* _SHORT PROBLEM_
Your task is to copy every line of the entries that contains "modes".

* _RECORDS SUPPLIED_
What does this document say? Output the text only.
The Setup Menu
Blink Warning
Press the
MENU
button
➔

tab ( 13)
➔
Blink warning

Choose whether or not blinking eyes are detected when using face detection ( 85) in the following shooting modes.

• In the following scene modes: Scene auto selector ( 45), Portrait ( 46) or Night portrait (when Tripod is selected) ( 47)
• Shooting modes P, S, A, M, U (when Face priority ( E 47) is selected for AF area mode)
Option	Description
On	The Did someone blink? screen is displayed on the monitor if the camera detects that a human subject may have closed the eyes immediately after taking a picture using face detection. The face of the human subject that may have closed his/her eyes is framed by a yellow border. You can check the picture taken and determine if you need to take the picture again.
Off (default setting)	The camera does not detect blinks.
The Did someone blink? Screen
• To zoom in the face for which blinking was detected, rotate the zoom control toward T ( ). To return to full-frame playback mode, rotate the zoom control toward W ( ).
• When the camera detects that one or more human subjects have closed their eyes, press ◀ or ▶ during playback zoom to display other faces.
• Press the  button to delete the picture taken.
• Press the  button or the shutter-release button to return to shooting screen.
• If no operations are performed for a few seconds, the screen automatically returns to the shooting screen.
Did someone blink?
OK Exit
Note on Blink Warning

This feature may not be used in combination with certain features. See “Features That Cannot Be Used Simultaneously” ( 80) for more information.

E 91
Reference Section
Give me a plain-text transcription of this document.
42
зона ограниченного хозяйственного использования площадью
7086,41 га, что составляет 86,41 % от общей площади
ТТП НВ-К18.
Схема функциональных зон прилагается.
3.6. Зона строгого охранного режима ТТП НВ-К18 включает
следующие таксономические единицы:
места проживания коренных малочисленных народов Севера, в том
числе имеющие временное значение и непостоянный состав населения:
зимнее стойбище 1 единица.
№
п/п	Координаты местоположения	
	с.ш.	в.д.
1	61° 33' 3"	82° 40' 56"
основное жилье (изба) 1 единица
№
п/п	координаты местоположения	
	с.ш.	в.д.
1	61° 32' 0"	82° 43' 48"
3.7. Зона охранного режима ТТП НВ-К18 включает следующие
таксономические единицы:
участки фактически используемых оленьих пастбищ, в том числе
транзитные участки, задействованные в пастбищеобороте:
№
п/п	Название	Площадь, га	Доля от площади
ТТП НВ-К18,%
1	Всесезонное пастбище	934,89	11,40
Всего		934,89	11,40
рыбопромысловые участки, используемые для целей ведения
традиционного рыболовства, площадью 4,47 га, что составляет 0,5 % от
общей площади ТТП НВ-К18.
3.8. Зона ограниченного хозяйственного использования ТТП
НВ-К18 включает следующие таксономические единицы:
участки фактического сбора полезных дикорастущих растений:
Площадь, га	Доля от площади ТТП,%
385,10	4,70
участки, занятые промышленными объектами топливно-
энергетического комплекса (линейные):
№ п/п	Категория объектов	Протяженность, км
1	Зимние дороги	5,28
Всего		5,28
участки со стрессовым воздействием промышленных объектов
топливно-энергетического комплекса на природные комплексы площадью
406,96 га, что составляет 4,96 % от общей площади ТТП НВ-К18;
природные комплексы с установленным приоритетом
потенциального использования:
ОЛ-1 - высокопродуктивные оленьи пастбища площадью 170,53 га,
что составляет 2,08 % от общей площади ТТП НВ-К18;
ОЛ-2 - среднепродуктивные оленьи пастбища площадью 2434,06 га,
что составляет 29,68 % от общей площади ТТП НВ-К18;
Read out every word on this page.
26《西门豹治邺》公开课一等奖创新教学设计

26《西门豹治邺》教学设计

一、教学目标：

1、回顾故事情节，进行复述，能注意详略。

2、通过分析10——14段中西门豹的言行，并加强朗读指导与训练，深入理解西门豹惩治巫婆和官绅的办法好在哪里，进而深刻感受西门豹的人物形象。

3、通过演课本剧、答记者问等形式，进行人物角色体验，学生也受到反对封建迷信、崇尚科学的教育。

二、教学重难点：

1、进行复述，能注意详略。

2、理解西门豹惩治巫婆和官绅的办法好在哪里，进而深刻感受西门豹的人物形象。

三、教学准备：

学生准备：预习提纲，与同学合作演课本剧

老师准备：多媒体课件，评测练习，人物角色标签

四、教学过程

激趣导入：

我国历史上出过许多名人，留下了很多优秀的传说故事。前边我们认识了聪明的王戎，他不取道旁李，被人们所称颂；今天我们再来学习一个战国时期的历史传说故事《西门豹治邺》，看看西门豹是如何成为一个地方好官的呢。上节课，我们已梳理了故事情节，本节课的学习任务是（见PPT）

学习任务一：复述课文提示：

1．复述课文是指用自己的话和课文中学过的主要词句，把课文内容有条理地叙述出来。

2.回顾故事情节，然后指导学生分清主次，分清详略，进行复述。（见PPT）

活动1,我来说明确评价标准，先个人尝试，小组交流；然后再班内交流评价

* _THE REPLY_
Choose whether or not blinking eyes are detected when using face detection ( 85) in the following shooting modes.
• In the following scene modes: Scene auto selector ( 45), Portrait ( 46) or Night portrait (when Tripod is selected) ( 47)
• Shooting modes P, S, A, M, U (when Face priority ( E 47) is selected for AF area mode)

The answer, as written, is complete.